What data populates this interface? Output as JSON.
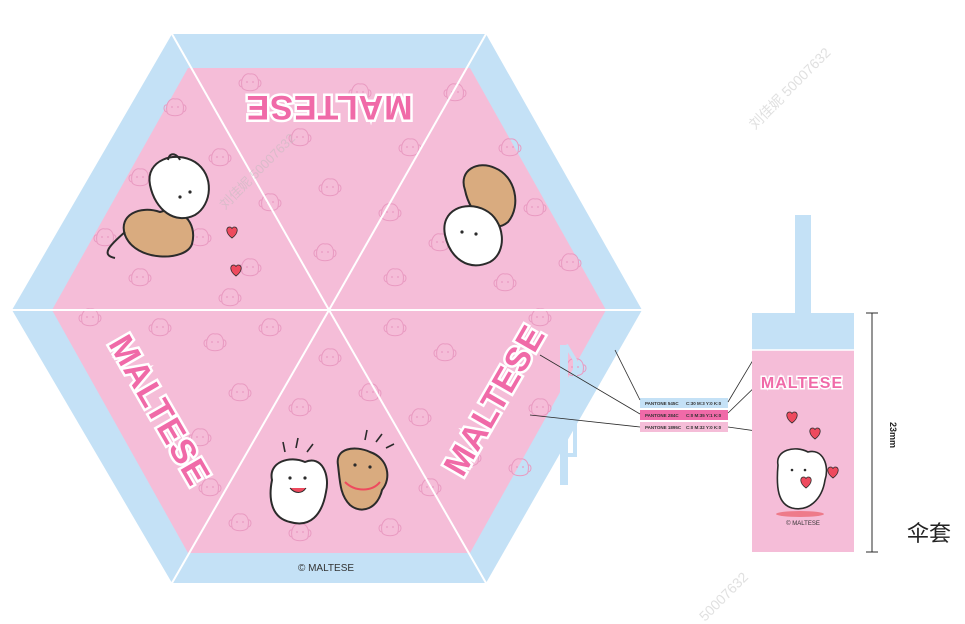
{
  "colors": {
    "pink": "#f5bdd8",
    "blue": "#c4e1f6",
    "brand_pink": "#f06aa8",
    "heart": "#ee4a5e",
    "outline": "#2b2b2b",
    "pattern": "#e99ac1",
    "tan": "#d9ab7f"
  },
  "umbrella": {
    "brand_top": "MALTESE",
    "brand_left": "MALTESE",
    "brand_right": "MALTESE",
    "copyright": "© MALTESE"
  },
  "swatches": [
    {
      "pantone": "PANTONE 545C",
      "cmyk": "C:30 M:3 Y:0 K:0",
      "color": "#c4e1f6"
    },
    {
      "pantone": "PANTONE 284C",
      "cmyk": "C:0 M:35 Y:1 K:0",
      "color": "#f06aa8"
    },
    {
      "pantone": "PANTONE 1895C",
      "cmyk": "C:0 M:32 Y:0 K:0",
      "color": "#f5bdd8"
    }
  ],
  "sleeve": {
    "brand": "MALTESE",
    "copyright": "© MALTESE",
    "dimension": "23mm",
    "caption": "伞套"
  },
  "watermarks": {
    "top_right": "刘佳妮 50007632",
    "bottom": "50007632",
    "center": "刘佳妮 50007632"
  },
  "icons": [
    "heart-icon",
    "white-dog-icon",
    "brown-dog-icon",
    "dog-pattern-icon"
  ]
}
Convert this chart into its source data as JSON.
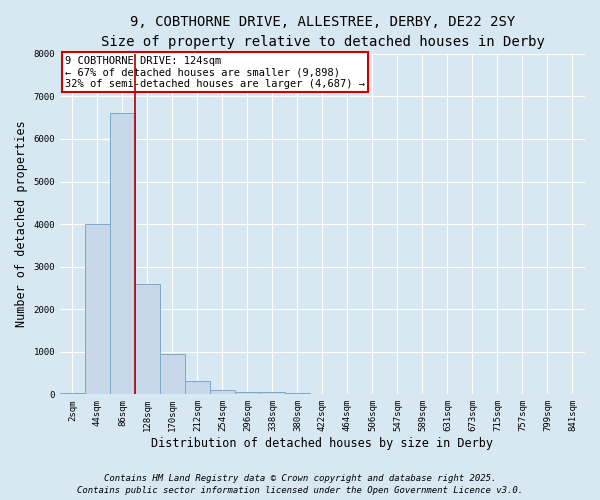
{
  "title_line1": "9, COBTHORNE DRIVE, ALLESTREE, DERBY, DE22 2SY",
  "title_line2": "Size of property relative to detached houses in Derby",
  "xlabel": "Distribution of detached houses by size in Derby",
  "ylabel": "Number of detached properties",
  "bar_categories": [
    "2sqm",
    "44sqm",
    "86sqm",
    "128sqm",
    "170sqm",
    "212sqm",
    "254sqm",
    "296sqm",
    "338sqm",
    "380sqm",
    "422sqm",
    "464sqm",
    "506sqm",
    "547sqm",
    "589sqm",
    "631sqm",
    "673sqm",
    "715sqm",
    "757sqm",
    "799sqm",
    "841sqm"
  ],
  "bar_values": [
    30,
    4000,
    6600,
    2600,
    950,
    310,
    100,
    50,
    50,
    30,
    8,
    4,
    2,
    1,
    1,
    0,
    0,
    0,
    0,
    0,
    0
  ],
  "bar_color": "#c8d8ea",
  "bar_edge_color": "#7aaac8",
  "annotation_line1": "9 COBTHORNE DRIVE: 124sqm",
  "annotation_line2": "← 67% of detached houses are smaller (9,898)",
  "annotation_line3": "32% of semi-detached houses are larger (4,687) →",
  "annotation_box_color": "#cc0000",
  "vline_color": "#aa0000",
  "ylim": [
    0,
    8000
  ],
  "background_color": "#d8e8f2",
  "plot_bg_color": "#d8e8f2",
  "grid_color": "#ffffff",
  "footer_line1": "Contains HM Land Registry data © Crown copyright and database right 2025.",
  "footer_line2": "Contains public sector information licensed under the Open Government Licence v3.0.",
  "title_fontsize": 10,
  "subtitle_fontsize": 9,
  "axis_label_fontsize": 8.5,
  "tick_fontsize": 6.5,
  "annotation_fontsize": 7.5,
  "footer_fontsize": 6.5
}
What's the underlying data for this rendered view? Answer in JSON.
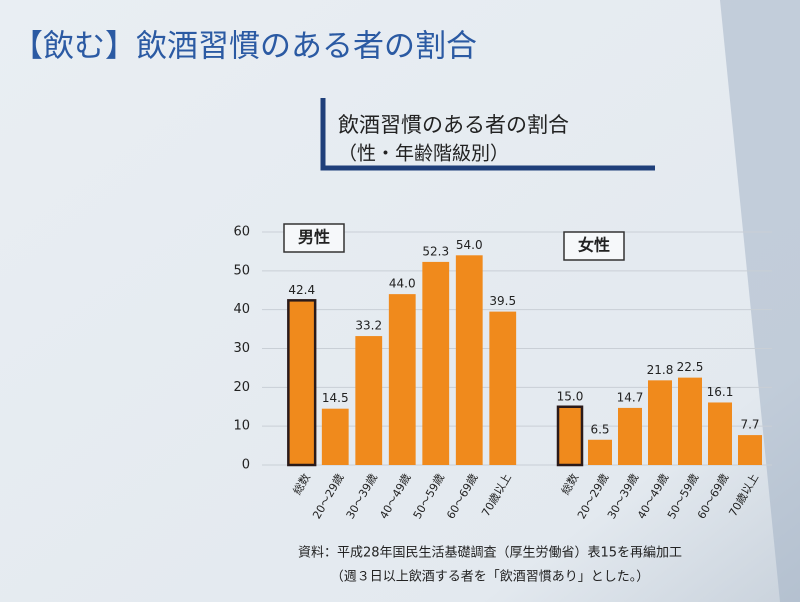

EXERCISE TASK
Quote verbatim every line starting at the line that contains "Convert this chart" and ending with the last line of the records; omit all pictures.

TASK SOLUTION
Convert this chart into its source data as JSON.
{
  "title_line1": "9, COBTHORNE DRIVE, ALLESTREE, DERBY, DE22 2SY",
  "title_line2": "Size of property relative to detached houses in Derby",
  "xlabel": "Distribution of detached houses by size in Derby",
  "ylabel": "Number of detached properties",
  "bar_categories": [
    "2sqm",
    "44sqm",
    "86sqm",
    "128sqm",
    "170sqm",
    "212sqm",
    "254sqm",
    "296sqm",
    "338sqm",
    "380sqm",
    "422sqm",
    "464sqm",
    "506sqm",
    "547sqm",
    "589sqm",
    "631sqm",
    "673sqm",
    "715sqm",
    "757sqm",
    "799sqm",
    "841sqm"
  ],
  "bar_values": [
    30,
    4000,
    6600,
    2600,
    950,
    310,
    100,
    50,
    50,
    30,
    8,
    4,
    2,
    1,
    1,
    0,
    0,
    0,
    0,
    0,
    0
  ],
  "bar_color": "#c8d8ea",
  "bar_edge_color": "#7aaac8",
  "annotation_line1": "9 COBTHORNE DRIVE: 124sqm",
  "annotation_line2": "← 67% of detached houses are smaller (9,898)",
  "annotation_line3": "32% of semi-detached houses are larger (4,687) →",
  "annotation_box_color": "#cc0000",
  "vline_color": "#aa0000",
  "ylim": [
    0,
    8000
  ],
  "background_color": "#d8e8f2",
  "plot_bg_color": "#d8e8f2",
  "grid_color": "#ffffff",
  "footer_line1": "Contains HM Land Registry data © Crown copyright and database right 2025.",
  "footer_line2": "Contains public sector information licensed under the Open Government Licence v3.0.",
  "title_fontsize": 10,
  "subtitle_fontsize": 9,
  "axis_label_fontsize": 8.5,
  "tick_fontsize": 6.5,
  "annotation_fontsize": 7.5,
  "footer_fontsize": 6.5
}
What's the underlying data for this rendered view? Answer in JSON.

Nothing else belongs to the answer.